**WHAT THIS TASK INVOLVES:**
In the copy, include every entry exactly but none of the images.

== TASK DATA ==

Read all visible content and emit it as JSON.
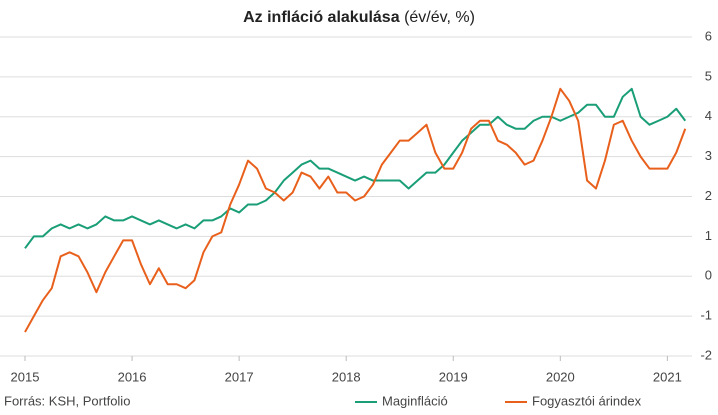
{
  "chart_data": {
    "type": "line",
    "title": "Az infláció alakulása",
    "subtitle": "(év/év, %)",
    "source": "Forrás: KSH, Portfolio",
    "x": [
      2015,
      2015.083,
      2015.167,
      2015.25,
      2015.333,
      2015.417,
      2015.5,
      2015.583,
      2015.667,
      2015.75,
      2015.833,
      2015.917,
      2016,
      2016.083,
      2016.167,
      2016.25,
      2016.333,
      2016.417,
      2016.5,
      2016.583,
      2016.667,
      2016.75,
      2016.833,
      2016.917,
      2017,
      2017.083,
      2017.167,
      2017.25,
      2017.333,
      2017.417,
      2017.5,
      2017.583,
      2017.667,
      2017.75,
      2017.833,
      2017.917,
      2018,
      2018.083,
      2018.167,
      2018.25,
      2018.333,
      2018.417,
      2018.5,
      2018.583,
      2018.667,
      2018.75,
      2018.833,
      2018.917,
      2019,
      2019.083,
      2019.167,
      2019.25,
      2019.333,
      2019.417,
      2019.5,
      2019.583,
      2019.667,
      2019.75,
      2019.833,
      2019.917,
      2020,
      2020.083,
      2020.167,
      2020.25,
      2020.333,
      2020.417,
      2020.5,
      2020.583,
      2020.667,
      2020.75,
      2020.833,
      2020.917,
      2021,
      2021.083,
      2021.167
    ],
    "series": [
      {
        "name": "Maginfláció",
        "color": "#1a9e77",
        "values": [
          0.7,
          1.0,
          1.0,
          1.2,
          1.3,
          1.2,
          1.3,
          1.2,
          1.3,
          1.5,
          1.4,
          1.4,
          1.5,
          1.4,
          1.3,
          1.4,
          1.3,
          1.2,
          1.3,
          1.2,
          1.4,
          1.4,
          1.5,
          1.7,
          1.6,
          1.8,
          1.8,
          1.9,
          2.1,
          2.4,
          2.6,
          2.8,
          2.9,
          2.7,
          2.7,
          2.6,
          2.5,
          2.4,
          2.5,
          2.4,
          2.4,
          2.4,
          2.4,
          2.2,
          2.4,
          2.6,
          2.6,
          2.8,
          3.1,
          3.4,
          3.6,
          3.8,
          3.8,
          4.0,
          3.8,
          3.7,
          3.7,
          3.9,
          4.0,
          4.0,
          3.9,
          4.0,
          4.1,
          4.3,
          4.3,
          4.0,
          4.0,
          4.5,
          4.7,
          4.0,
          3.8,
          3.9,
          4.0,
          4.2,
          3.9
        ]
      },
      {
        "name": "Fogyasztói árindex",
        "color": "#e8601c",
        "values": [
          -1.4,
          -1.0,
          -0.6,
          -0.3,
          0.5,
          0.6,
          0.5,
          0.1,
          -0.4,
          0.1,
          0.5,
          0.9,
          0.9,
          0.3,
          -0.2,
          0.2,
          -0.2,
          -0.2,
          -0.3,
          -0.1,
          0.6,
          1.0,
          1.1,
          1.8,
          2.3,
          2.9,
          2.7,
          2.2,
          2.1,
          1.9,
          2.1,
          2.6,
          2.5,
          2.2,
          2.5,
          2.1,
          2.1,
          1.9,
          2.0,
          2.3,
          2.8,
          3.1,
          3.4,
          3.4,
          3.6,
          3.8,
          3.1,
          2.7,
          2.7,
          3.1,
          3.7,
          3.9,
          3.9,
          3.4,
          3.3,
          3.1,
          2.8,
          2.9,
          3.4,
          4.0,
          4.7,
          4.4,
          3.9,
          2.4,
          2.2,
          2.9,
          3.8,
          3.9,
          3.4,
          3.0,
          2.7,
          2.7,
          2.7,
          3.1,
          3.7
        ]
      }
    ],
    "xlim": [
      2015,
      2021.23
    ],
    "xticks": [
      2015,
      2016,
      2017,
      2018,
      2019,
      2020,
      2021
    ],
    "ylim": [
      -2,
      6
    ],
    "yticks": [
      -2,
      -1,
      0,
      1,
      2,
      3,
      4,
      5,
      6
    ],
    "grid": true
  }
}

===

**SOLUTION TO THIS EXERCISE:**
Read all visible content and emit it as JSON.
{
  "chart_data": {
    "type": "line",
    "title": "Az infláció alakulása",
    "subtitle": "(év/év, %)",
    "source": "Forrás: KSH, Portfolio",
    "x": [
      2015,
      2015.083,
      2015.167,
      2015.25,
      2015.333,
      2015.417,
      2015.5,
      2015.583,
      2015.667,
      2015.75,
      2015.833,
      2015.917,
      2016,
      2016.083,
      2016.167,
      2016.25,
      2016.333,
      2016.417,
      2016.5,
      2016.583,
      2016.667,
      2016.75,
      2016.833,
      2016.917,
      2017,
      2017.083,
      2017.167,
      2017.25,
      2017.333,
      2017.417,
      2017.5,
      2017.583,
      2017.667,
      2017.75,
      2017.833,
      2017.917,
      2018,
      2018.083,
      2018.167,
      2018.25,
      2018.333,
      2018.417,
      2018.5,
      2018.583,
      2018.667,
      2018.75,
      2018.833,
      2018.917,
      2019,
      2019.083,
      2019.167,
      2019.25,
      2019.333,
      2019.417,
      2019.5,
      2019.583,
      2019.667,
      2019.75,
      2019.833,
      2019.917,
      2020,
      2020.083,
      2020.167,
      2020.25,
      2020.333,
      2020.417,
      2020.5,
      2020.583,
      2020.667,
      2020.75,
      2020.833,
      2020.917,
      2021,
      2021.083,
      2021.167
    ],
    "series": [
      {
        "name": "Maginfláció",
        "color": "#1a9e77",
        "values": [
          0.7,
          1.0,
          1.0,
          1.2,
          1.3,
          1.2,
          1.3,
          1.2,
          1.3,
          1.5,
          1.4,
          1.4,
          1.5,
          1.4,
          1.3,
          1.4,
          1.3,
          1.2,
          1.3,
          1.2,
          1.4,
          1.4,
          1.5,
          1.7,
          1.6,
          1.8,
          1.8,
          1.9,
          2.1,
          2.4,
          2.6,
          2.8,
          2.9,
          2.7,
          2.7,
          2.6,
          2.5,
          2.4,
          2.5,
          2.4,
          2.4,
          2.4,
          2.4,
          2.2,
          2.4,
          2.6,
          2.6,
          2.8,
          3.1,
          3.4,
          3.6,
          3.8,
          3.8,
          4.0,
          3.8,
          3.7,
          3.7,
          3.9,
          4.0,
          4.0,
          3.9,
          4.0,
          4.1,
          4.3,
          4.3,
          4.0,
          4.0,
          4.5,
          4.7,
          4.0,
          3.8,
          3.9,
          4.0,
          4.2,
          3.9
        ]
      },
      {
        "name": "Fogyasztói árindex",
        "color": "#e8601c",
        "values": [
          -1.4,
          -1.0,
          -0.6,
          -0.3,
          0.5,
          0.6,
          0.5,
          0.1,
          -0.4,
          0.1,
          0.5,
          0.9,
          0.9,
          0.3,
          -0.2,
          0.2,
          -0.2,
          -0.2,
          -0.3,
          -0.1,
          0.6,
          1.0,
          1.1,
          1.8,
          2.3,
          2.9,
          2.7,
          2.2,
          2.1,
          1.9,
          2.1,
          2.6,
          2.5,
          2.2,
          2.5,
          2.1,
          2.1,
          1.9,
          2.0,
          2.3,
          2.8,
          3.1,
          3.4,
          3.4,
          3.6,
          3.8,
          3.1,
          2.7,
          2.7,
          3.1,
          3.7,
          3.9,
          3.9,
          3.4,
          3.3,
          3.1,
          2.8,
          2.9,
          3.4,
          4.0,
          4.7,
          4.4,
          3.9,
          2.4,
          2.2,
          2.9,
          3.8,
          3.9,
          3.4,
          3.0,
          2.7,
          2.7,
          2.7,
          3.1,
          3.7
        ]
      }
    ],
    "xlim": [
      2015,
      2021.23
    ],
    "xticks": [
      2015,
      2016,
      2017,
      2018,
      2019,
      2020,
      2021
    ],
    "ylim": [
      -2,
      6
    ],
    "yticks": [
      -2,
      -1,
      0,
      1,
      2,
      3,
      4,
      5,
      6
    ],
    "grid": true
  }
}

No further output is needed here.